Education

Public Funding for Non-Public Schools

By Nathan J. Diament

For more than forty years, securing government support for day schools and yeshivot has been at the top of the Orthodox Jewish community’s public policy agenda. We have not been alone in this; the Catholic community, as well as other population segments that use non-public schools, has worked in coalition with us to seek such support. After these many years of effort, it is worth considering what has been gained, what remains hoped for and, most importantly, what can truly be achieved. In brief, while a single “silver bullet” solution, such as a government-funded school voucher program, is still many years away from reality, there are a host of other possibilities for public funding that can bring real near-term benefits to our community.

The State of the Law

At the outset, we must recognize that there are significant legal barriers to wholesale government support for non-public schools, particularly religious schools, in the United States. The best-known barrier has been the Establishment Clause of the First Amendment of the United States Constitution.1 For many years, with non-Orthodox segments of the Jewish community urging it on, the Supreme Court understood this provision to bar government programs that directly aid religious schools. At the same time, programs that could be structured to deliver aid in a broad or indirect manner were permitted. So providing bus transportation for all schoolchildren—including those attending religious schools—was ruled permissible decades ago, as was loaning secular textbooks and other instructional materials. More recently, the Court ruled in favor of state-sponsored remedial and special education classes in religious schools as well as providing computers and other technological teaching tools to religious schools. The Court has also looked favorably upon tax credits for educational expenses or financial contributions that are made available to a broad class of the population (i.e., all schools or parents, not just religious ones).

In Pennsylvania, the tax credit has enabled the Federation to considerably increase its level of support for the day schools.

#### Set of tasks:
1. In the article on public funding for non-public schools, which constitutional provision is named as the best-known barrier to government support for religious schools?
2. Rewrite the paragraph of the article on public funding for non-public schools that begins "At the outset, we must recognize" as a short bulleted list that keeps its main facts.

#### Information shown:
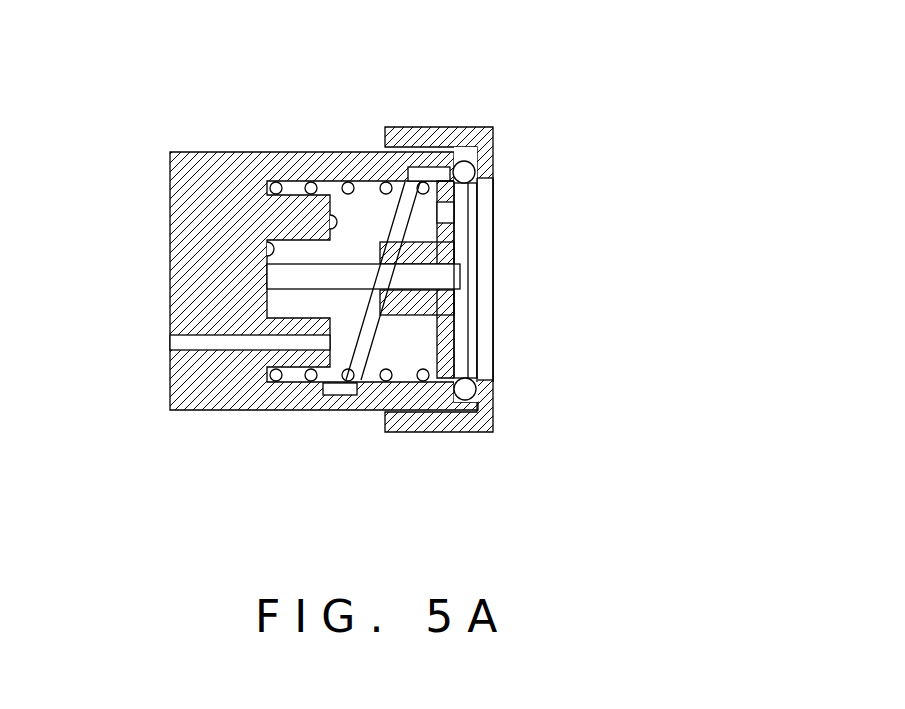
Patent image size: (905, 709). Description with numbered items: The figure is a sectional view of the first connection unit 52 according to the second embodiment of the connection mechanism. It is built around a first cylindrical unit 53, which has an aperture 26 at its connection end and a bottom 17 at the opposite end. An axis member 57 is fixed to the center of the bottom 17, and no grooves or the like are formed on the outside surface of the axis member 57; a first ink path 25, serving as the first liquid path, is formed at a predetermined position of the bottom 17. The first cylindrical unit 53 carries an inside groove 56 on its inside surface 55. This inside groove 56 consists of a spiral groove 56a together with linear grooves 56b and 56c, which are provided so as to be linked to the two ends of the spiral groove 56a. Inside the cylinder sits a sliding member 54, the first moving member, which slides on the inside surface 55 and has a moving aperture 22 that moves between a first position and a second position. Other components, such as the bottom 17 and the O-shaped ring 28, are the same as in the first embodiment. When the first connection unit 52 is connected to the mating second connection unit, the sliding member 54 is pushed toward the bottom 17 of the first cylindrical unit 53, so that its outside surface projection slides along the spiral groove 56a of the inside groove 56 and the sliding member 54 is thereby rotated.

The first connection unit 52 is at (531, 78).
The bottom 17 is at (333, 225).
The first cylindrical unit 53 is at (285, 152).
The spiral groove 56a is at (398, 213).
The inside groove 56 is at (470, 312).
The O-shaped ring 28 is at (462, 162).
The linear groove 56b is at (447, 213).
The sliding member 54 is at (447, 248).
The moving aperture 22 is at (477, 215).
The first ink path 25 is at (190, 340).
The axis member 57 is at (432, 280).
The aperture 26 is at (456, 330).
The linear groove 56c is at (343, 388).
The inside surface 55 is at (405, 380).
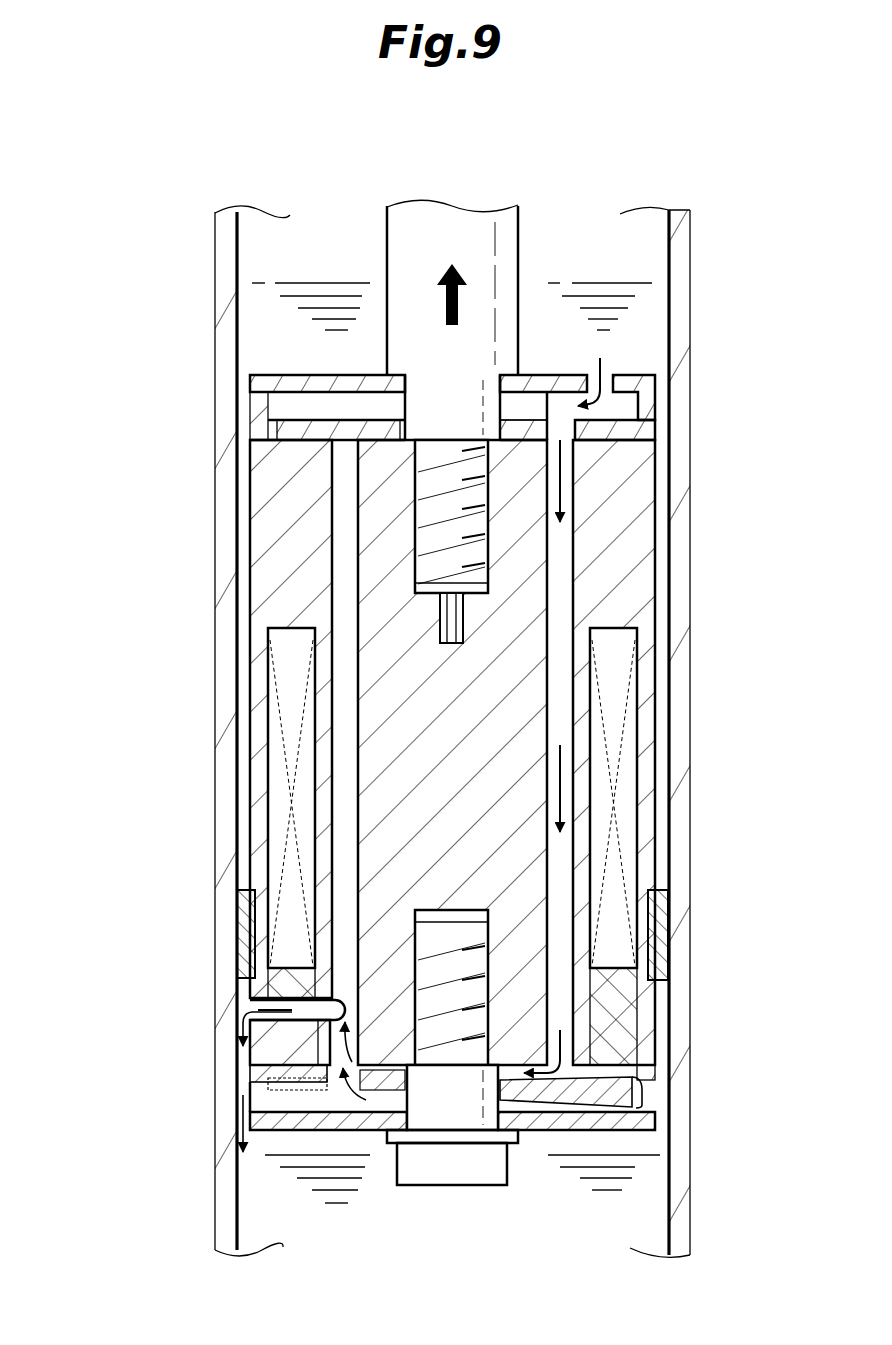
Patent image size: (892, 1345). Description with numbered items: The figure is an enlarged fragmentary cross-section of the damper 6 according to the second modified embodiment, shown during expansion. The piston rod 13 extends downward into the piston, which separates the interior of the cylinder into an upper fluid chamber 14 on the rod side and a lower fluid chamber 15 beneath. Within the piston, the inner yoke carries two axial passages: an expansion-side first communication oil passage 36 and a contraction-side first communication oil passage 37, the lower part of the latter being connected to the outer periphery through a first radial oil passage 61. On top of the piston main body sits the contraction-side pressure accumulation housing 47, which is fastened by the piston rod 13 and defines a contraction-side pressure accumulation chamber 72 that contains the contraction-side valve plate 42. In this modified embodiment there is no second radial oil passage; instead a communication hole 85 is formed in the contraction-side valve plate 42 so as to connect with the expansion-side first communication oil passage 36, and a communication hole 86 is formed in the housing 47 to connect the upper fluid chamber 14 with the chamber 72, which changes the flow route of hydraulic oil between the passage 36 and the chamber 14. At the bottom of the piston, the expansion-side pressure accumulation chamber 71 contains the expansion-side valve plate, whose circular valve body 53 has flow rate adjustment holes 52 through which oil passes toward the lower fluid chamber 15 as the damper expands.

#### In response:
1. The Establishment Clause of the First Amendment of the United States Constitution.

2.
- In the United States, significant legal barriers stand against wholesale government support for non-public schools, especially religious ones.
- The best-known barrier is the Establishment Clause of the First Amendment.
- For many years, the Supreme Court read it as barring programs that directly aid religious schools. Non-Orthodox segments of the Jewish community urged that reading.
- Programs that deliver aid broadly or indirectly were permitted.
- Decades ago, the Court allowed bus transportation for all schoolchildren and the loan of secular textbooks and other instructional materials.
- More recently, it upheld state-sponsored remedial and special education classes in religious schools and the provision of computers and other technological teaching tools.
- The Court has also looked favorably on tax credits for educational expenses or contributions when they are available to a broad class, such as all schools or parents.